Task objective: Rewrite the stretch of the listing from the line containing "Localize each UI" through the line containing "code-brackets-icon[interactable] — [9, 10, 47, 48]", substituting "Epoch Time Converter" for "Unix Timestamp Converter" and leaving everything else unchanged.

Stored data
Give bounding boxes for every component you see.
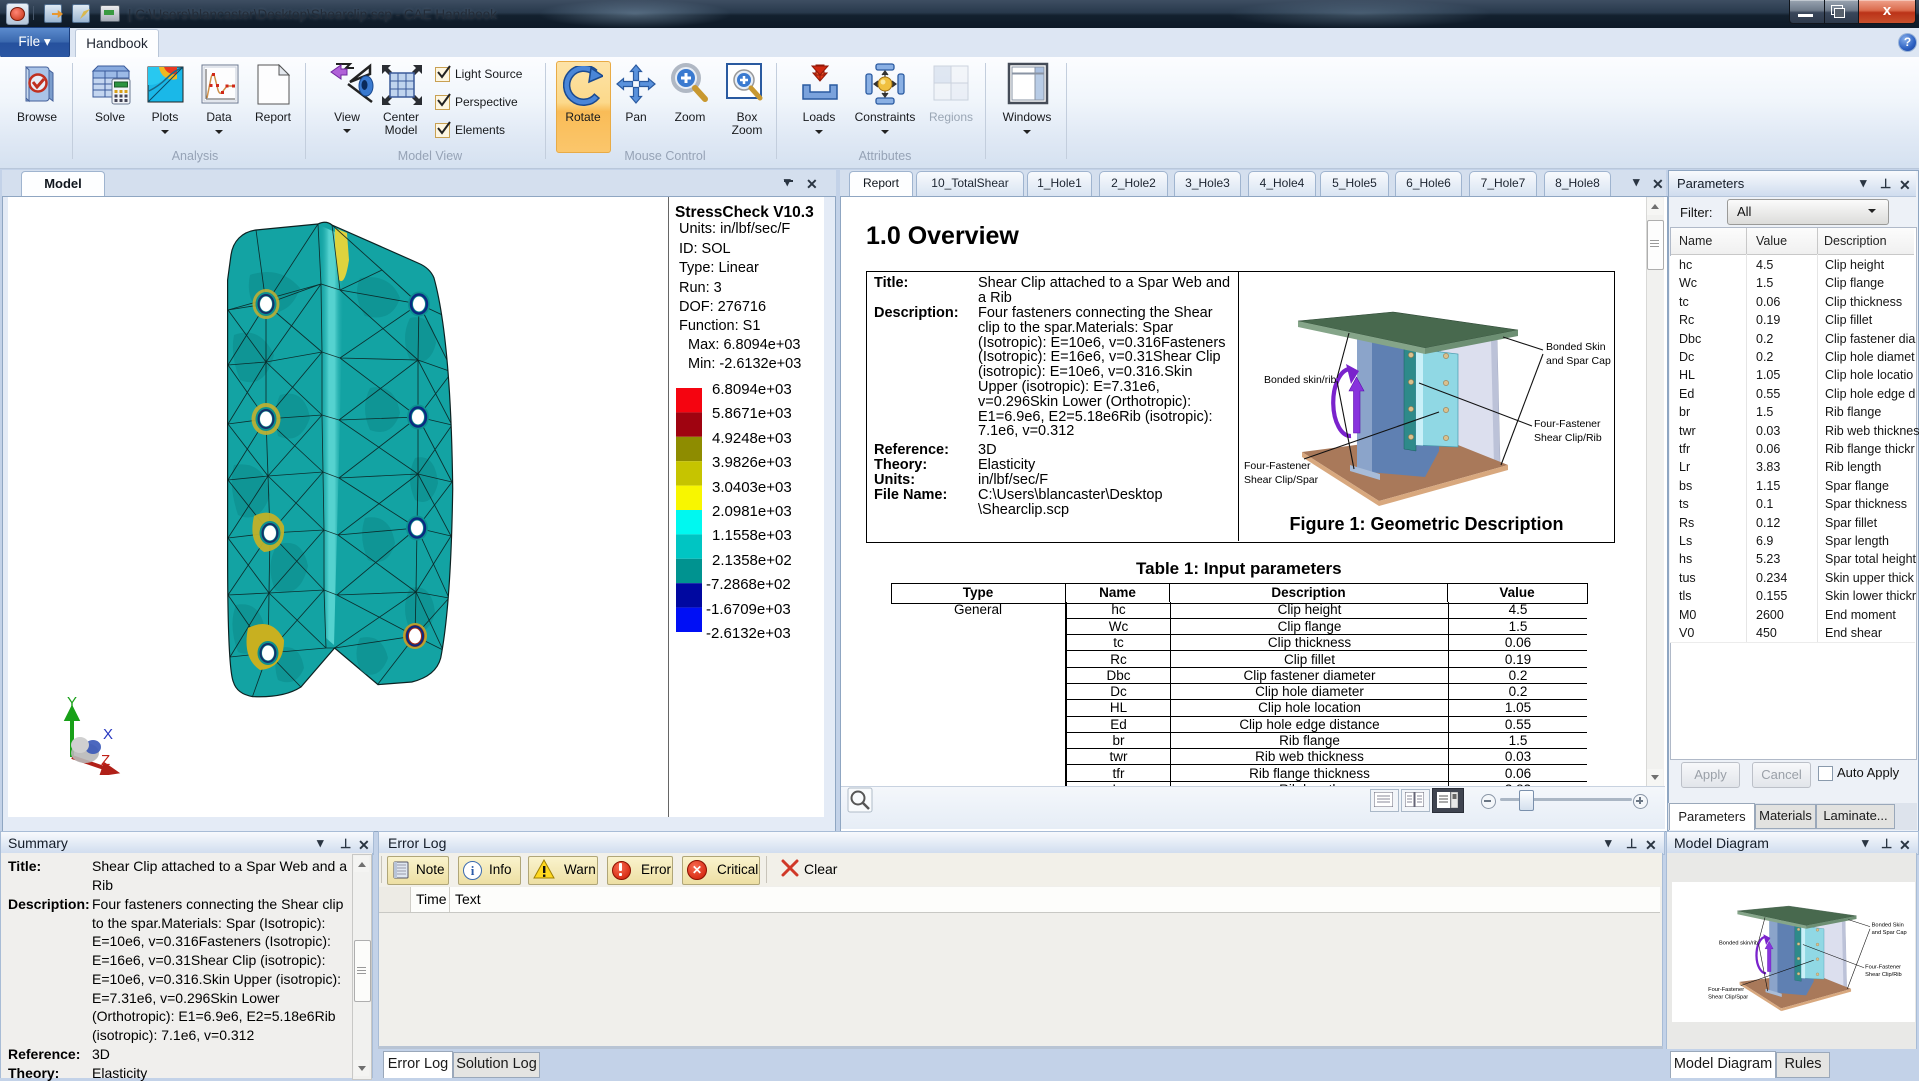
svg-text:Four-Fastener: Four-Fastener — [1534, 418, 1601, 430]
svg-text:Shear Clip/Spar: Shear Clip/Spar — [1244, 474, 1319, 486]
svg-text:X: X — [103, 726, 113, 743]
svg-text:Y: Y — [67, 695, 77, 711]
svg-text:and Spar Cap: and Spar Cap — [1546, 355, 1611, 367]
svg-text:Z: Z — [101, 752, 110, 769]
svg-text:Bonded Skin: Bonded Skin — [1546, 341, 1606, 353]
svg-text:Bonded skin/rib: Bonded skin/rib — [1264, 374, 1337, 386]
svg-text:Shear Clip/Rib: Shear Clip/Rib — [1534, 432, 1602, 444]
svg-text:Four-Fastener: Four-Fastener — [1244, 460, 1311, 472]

...

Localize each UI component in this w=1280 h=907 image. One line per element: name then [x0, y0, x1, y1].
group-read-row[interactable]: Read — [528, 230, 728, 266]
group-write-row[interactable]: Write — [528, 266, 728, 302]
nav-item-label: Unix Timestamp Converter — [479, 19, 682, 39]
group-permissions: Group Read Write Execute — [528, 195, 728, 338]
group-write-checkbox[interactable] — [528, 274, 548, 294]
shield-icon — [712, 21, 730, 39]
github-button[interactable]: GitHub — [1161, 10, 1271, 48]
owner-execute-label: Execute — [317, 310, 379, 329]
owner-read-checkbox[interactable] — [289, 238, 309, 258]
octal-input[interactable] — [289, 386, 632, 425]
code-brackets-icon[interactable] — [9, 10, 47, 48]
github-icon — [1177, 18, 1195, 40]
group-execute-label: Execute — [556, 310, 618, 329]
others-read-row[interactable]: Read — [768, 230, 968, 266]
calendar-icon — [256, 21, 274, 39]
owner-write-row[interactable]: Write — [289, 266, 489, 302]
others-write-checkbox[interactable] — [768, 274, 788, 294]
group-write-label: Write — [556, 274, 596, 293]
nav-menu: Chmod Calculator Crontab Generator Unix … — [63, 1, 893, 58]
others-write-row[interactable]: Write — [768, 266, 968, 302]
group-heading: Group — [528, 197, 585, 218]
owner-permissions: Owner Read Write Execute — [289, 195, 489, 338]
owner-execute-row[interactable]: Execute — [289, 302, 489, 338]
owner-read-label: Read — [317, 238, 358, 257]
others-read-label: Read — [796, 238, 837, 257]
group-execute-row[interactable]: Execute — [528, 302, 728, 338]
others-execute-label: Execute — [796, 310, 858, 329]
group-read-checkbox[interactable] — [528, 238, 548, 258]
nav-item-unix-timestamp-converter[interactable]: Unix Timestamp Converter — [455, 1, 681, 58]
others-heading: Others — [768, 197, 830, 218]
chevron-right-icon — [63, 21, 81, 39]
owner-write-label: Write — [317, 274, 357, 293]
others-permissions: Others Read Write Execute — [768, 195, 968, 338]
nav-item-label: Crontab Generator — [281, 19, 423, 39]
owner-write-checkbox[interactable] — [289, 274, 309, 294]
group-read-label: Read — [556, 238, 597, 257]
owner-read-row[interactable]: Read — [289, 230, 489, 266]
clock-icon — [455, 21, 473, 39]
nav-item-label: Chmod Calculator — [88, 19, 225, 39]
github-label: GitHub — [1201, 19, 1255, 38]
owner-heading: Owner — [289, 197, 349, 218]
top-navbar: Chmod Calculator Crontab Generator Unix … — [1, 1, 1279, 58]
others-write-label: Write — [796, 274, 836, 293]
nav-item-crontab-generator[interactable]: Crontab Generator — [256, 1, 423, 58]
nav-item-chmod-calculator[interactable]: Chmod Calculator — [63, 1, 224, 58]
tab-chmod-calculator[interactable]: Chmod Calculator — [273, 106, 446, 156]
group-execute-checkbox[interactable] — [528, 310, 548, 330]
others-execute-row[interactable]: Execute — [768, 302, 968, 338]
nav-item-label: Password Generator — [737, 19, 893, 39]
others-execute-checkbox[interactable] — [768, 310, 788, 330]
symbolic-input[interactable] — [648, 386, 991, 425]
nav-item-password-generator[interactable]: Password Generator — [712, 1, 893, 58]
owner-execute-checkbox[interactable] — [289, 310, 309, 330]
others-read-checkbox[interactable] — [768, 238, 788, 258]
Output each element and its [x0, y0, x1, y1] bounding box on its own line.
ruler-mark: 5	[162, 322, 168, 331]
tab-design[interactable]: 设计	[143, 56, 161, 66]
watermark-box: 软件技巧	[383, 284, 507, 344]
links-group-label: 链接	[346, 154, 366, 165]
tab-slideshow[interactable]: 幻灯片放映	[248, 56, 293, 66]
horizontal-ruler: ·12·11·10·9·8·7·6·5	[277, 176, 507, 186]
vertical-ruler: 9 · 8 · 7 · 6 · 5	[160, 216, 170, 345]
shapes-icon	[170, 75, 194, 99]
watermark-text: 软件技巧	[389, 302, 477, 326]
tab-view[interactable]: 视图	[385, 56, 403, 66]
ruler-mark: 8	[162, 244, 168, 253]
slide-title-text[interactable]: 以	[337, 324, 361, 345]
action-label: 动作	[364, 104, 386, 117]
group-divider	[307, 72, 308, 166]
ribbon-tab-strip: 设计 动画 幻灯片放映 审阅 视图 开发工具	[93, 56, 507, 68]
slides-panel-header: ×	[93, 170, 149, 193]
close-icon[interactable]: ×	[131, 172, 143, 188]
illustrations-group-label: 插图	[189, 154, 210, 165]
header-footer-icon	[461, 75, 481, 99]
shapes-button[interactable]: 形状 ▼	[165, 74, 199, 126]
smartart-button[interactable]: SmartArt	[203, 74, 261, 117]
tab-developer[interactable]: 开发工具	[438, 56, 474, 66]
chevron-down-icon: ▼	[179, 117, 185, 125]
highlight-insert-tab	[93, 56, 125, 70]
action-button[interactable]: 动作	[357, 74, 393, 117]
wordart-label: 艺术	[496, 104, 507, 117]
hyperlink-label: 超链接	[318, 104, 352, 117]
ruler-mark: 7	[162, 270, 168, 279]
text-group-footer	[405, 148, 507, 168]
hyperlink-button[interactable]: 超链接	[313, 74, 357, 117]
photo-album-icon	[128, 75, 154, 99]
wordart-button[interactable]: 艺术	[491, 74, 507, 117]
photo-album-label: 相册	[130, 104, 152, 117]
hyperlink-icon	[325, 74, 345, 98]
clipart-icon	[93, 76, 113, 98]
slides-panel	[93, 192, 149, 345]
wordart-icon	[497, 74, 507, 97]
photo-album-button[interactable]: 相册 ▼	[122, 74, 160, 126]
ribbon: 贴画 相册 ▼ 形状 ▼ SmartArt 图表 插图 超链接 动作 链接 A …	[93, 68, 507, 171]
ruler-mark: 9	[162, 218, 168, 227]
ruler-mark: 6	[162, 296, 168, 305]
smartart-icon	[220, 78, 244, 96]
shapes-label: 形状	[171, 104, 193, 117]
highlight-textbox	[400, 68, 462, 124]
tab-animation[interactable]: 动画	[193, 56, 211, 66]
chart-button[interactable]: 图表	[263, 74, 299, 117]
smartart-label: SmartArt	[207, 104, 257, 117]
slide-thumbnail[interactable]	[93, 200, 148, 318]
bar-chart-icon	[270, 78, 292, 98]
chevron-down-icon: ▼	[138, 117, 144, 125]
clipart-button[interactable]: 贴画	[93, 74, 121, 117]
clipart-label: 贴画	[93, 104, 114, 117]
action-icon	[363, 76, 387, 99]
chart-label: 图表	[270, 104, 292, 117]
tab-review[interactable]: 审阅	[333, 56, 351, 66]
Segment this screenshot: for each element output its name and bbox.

Answer to this exercise:
Localize each UI component in this w=1280 h=907 image. One line per element: name then [x0, y0, x1, y1].
group-read-row[interactable]: Read — [528, 230, 728, 266]
group-write-row[interactable]: Write — [528, 266, 728, 302]
nav-item-label: Epoch Time Converter — [479, 19, 682, 39]
group-permissions: Group Read Write Execute — [528, 195, 728, 338]
group-write-checkbox[interactable] — [528, 274, 548, 294]
shield-icon — [712, 21, 730, 39]
github-button[interactable]: GitHub — [1161, 10, 1271, 48]
owner-execute-label: Execute — [317, 310, 379, 329]
owner-read-checkbox[interactable] — [289, 238, 309, 258]
octal-input[interactable] — [289, 386, 632, 425]
code-brackets-icon[interactable] — [9, 10, 47, 48]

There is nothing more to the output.